┌──
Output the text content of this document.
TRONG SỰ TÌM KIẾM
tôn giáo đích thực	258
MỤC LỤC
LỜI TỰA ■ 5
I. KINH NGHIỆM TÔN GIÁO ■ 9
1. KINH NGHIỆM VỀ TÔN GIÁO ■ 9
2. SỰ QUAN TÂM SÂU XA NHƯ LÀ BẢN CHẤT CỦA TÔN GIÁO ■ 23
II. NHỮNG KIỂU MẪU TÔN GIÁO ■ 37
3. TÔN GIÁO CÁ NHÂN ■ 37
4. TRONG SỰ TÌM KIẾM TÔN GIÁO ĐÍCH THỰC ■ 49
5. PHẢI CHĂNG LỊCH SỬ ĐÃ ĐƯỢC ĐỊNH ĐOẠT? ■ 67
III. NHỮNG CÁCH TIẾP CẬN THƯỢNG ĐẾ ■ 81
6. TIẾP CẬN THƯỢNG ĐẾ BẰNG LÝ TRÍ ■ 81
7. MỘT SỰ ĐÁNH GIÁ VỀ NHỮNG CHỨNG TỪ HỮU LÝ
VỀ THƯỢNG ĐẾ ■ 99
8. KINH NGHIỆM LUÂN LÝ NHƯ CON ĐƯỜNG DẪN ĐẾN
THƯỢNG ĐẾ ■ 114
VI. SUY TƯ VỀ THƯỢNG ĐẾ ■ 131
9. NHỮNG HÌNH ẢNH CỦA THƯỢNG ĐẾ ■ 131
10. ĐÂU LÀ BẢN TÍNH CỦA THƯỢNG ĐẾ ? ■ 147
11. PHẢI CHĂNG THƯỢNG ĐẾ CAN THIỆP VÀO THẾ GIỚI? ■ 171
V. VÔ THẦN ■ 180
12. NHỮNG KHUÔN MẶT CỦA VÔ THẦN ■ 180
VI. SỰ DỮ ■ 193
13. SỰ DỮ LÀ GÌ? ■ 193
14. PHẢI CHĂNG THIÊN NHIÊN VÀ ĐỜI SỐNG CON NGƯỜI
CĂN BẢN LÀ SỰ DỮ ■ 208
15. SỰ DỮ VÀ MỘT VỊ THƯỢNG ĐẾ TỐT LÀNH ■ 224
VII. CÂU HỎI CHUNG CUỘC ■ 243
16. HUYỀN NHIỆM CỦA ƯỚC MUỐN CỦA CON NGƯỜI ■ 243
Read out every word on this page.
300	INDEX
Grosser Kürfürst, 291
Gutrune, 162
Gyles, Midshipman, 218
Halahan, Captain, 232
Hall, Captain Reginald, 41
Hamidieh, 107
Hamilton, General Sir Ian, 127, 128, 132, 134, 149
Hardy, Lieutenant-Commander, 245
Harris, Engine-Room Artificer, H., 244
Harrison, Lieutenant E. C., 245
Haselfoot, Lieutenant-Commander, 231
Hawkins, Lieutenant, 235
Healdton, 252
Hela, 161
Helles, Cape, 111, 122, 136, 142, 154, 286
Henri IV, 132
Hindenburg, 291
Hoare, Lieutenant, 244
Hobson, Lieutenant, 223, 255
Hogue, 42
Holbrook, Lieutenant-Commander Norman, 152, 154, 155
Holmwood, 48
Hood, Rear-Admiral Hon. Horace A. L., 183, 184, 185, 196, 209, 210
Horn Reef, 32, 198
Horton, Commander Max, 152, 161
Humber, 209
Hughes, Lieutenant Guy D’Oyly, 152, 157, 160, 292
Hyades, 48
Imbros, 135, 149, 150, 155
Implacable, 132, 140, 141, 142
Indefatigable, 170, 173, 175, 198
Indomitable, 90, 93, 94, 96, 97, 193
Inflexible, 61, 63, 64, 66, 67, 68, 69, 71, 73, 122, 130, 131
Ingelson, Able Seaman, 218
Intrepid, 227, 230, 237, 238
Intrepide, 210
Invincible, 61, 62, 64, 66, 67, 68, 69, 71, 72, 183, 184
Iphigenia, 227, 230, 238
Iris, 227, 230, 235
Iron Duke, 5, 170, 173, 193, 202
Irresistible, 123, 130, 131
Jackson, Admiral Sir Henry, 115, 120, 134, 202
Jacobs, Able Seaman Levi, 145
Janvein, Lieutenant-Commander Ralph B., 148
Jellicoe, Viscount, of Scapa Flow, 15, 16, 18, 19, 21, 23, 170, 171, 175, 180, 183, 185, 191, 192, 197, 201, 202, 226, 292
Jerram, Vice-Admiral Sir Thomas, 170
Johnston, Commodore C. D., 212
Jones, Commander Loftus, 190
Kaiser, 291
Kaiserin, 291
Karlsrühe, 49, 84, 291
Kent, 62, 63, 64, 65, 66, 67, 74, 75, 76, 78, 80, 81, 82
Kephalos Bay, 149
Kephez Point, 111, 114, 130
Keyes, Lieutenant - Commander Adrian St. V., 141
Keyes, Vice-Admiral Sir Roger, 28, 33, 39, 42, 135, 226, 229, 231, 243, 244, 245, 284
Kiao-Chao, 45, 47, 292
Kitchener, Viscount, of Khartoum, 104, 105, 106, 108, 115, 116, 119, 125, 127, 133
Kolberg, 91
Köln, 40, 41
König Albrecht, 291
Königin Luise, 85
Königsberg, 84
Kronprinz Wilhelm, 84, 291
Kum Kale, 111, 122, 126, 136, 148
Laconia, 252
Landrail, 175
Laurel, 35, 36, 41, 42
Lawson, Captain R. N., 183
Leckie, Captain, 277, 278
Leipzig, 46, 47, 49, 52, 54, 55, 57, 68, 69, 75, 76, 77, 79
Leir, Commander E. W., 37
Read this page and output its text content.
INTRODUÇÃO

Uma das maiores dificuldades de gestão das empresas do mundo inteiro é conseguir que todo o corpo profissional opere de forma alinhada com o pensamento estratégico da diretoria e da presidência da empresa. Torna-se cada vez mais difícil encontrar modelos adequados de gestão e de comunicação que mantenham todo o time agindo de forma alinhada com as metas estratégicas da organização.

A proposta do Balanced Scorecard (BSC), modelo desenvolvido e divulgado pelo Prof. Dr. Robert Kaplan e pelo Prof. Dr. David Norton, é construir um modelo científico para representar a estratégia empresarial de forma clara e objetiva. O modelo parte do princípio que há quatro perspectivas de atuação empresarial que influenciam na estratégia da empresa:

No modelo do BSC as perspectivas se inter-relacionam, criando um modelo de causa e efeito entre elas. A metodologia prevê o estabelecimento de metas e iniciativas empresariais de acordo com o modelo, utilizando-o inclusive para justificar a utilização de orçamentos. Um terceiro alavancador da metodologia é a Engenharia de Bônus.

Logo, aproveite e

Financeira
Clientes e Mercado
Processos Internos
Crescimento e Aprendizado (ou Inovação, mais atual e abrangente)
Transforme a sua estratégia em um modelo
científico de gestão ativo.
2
└──
## GOAL OF THE EXERCISE
Transcribe the data. Leave every line exactly as it is.

## TASK RESULT
Output the text content of this document.
TRONG SỰ TÌM KIẾM
tôn giáo đích thực	258
MỤC LỤC
LỜI TỰA ■ 5
I. KINH NGHIỆM TÔN GIÁO ■ 9
1. KINH NGHIỆM VỀ TÔN GIÁO ■ 9
2. SỰ QUAN TÂM SÂU XA NHƯ LÀ BẢN CHẤT CỦA TÔN GIÁO ■ 23
II. NHỮNG KIỂU MẪU TÔN GIÁO ■ 37
3. TÔN GIÁO CÁ NHÂN ■ 37
4. TRONG SỰ TÌM KIẾM TÔN GIÁO ĐÍCH THỰC ■ 49
5. PHẢI CHĂNG LỊCH SỬ ĐÃ ĐƯỢC ĐỊNH ĐOẠT? ■ 67
III. NHỮNG CÁCH TIẾP CẬN THƯỢNG ĐẾ ■ 81
6. TIẾP CẬN THƯỢNG ĐẾ BẰNG LÝ TRÍ ■ 81
7. MỘT SỰ ĐÁNH GIÁ VỀ NHỮNG CHỨNG TỪ HỮU LÝ
VỀ THƯỢNG ĐẾ ■ 99
8. KINH NGHIỆM LUÂN LÝ NHƯ CON ĐƯỜNG DẪN ĐẾN
THƯỢNG ĐẾ ■ 114
VI. SUY TƯ VỀ THƯỢNG ĐẾ ■ 131
9. NHỮNG HÌNH ẢNH CỦA THƯỢNG ĐẾ ■ 131
10. ĐÂU LÀ BẢN TÍNH CỦA THƯỢNG ĐẾ ? ■ 147
11. PHẢI CHĂNG THƯỢNG ĐẾ CAN THIỆP VÀO THẾ GIỚI? ■ 171
V. VÔ THẦN ■ 180
12. NHỮNG KHUÔN MẶT CỦA VÔ THẦN ■ 180
VI. SỰ DỮ ■ 193
13. SỰ DỮ LÀ GÌ? ■ 193
14. PHẢI CHĂNG THIÊN NHIÊN VÀ ĐỜI SỐNG CON NGƯỜI
CĂN BẢN LÀ SỰ DỮ ■ 208
15. SỰ DỮ VÀ MỘT VỊ THƯỢNG ĐẾ TỐT LÀNH ■ 224
VII. CÂU HỎI CHUNG CUỘC ■ 243
16. HUYỀN NHIỆM CỦA ƯỚC MUỐN CỦA CON NGƯỜI ■ 243
Read out every word on this page.
300	INDEX
Grosser Kürfürst, 291
Gutrune, 162
Gyles, Midshipman, 218
Halahan, Captain, 232
Hall, Captain Reginald, 41
Hamidieh, 107
Hamilton, General Sir Ian, 127, 128, 132, 134, 149
Hardy, Lieutenant-Commander, 245
Harris, Engine-Room Artificer, H., 244
Harrison, Lieutenant E. C., 245
Haselfoot, Lieutenant-Commander, 231
Hawkins, Lieutenant, 235
Healdton, 252
Hela, 161
Helles, Cape, 111, 122, 136, 142, 154, 286
Henri IV, 132
Hindenburg, 291
Hoare, Lieutenant, 244
Hobson, Lieutenant, 223, 255
Hogue, 42
Holbrook, Lieutenant-Commander Norman, 152, 154, 155
Holmwood, 48
Hood, Rear-Admiral Hon. Horace A. L., 183, 184, 185, 196, 209, 210
Horn Reef, 32, 198
Horton, Commander Max, 152, 161
Humber, 209
Hughes, Lieutenant Guy D’Oyly, 152, 157, 160, 292
Hyades, 48
Imbros, 135, 149, 150, 155
Implacable, 132, 140, 141, 142
Indefatigable, 170, 173, 175, 198
Indomitable, 90, 93, 94, 96, 97, 193
Inflexible, 61, 63, 64, 66, 67, 68, 69, 71, 73, 122, 130, 131
Ingelson, Able Seaman, 218
Intrepid, 227, 230, 237, 238
Intrepide, 210
Invincible, 61, 62, 64, 66, 67, 68, 69, 71, 72, 183, 184
Iphigenia, 227, 230, 238
Iris, 227, 230, 235
Iron Duke, 5, 170, 173, 193, 202
Irresistible, 123, 130, 131
Jackson, Admiral Sir Henry, 115, 120, 134, 202
Jacobs, Able Seaman Levi, 145
Janvein, Lieutenant-Commander Ralph B., 148
Jellicoe, Viscount, of Scapa Flow, 15, 16, 18, 19, 21, 23, 170, 171, 175, 180, 183, 185, 191, 192, 197, 201, 202, 226, 292
Jerram, Vice-Admiral Sir Thomas, 170
Johnston, Commodore C. D., 212
Jones, Commander Loftus, 190
Kaiser, 291
Kaiserin, 291
Karlsrühe, 49, 84, 291
Kent, 62, 63, 64, 65, 66, 67, 74, 75, 76, 78, 80, 81, 82
Kephalos Bay, 149
Kephez Point, 111, 114, 130
Keyes, Lieutenant - Commander Adrian St. V., 141
Keyes, Vice-Admiral Sir Roger, 28, 33, 39, 42, 135, 226, 229, 231, 243, 244, 245, 284
Kiao-Chao, 45, 47, 292
Kitchener, Viscount, of Khartoum, 104, 105, 106, 108, 115, 116, 119, 125, 127, 133
Kolberg, 91
Köln, 40, 41
König Albrecht, 291
Königin Luise, 85
Königsberg, 84
Kronprinz Wilhelm, 84, 291
Kum Kale, 111, 122, 126, 136, 148
Laconia, 252
Landrail, 175
Laurel, 35, 36, 41, 42
Lawson, Captain R. N., 183
Leckie, Captain, 277, 278
Leipzig, 46, 47, 49, 52, 54, 55, 57, 68, 69, 75, 76, 77, 79
Leir, Commander E. W., 37
Read this page and output its text content.
INTRODUÇÃO

Uma das maiores dificuldades de gestão das empresas do mundo inteiro é conseguir que todo o corpo profissional opere de forma alinhada com o pensamento estratégico da diretoria e da presidência da empresa. Torna-se cada vez mais difícil encontrar modelos adequados de gestão e de comunicação que mantenham todo o time agindo de forma alinhada com as metas estratégicas da organização.

A proposta do Balanced Scorecard (BSC), modelo desenvolvido e divulgado pelo Prof. Dr. Robert Kaplan e pelo Prof. Dr. David Norton, é construir um modelo científico para representar a estratégia empresarial de forma clara e objetiva. O modelo parte do princípio que há quatro perspectivas de atuação empresarial que influenciam na estratégia da empresa:

No modelo do BSC as perspectivas se inter-relacionam, criando um modelo de causa e efeito entre elas. A metodologia prevê o estabelecimento de metas e iniciativas empresariais de acordo com o modelo, utilizando-o inclusive para justificar a utilização de orçamentos. Um terceiro alavancador da metodologia é a Engenharia de Bônus.

Logo, aproveite e

Financeira
Clientes e Mercado
Processos Internos
Crescimento e Aprendizado (ou Inovação, mais atual e abrangente)
Transforme a sua estratégia em um modelo
científico de gestão ativo.
2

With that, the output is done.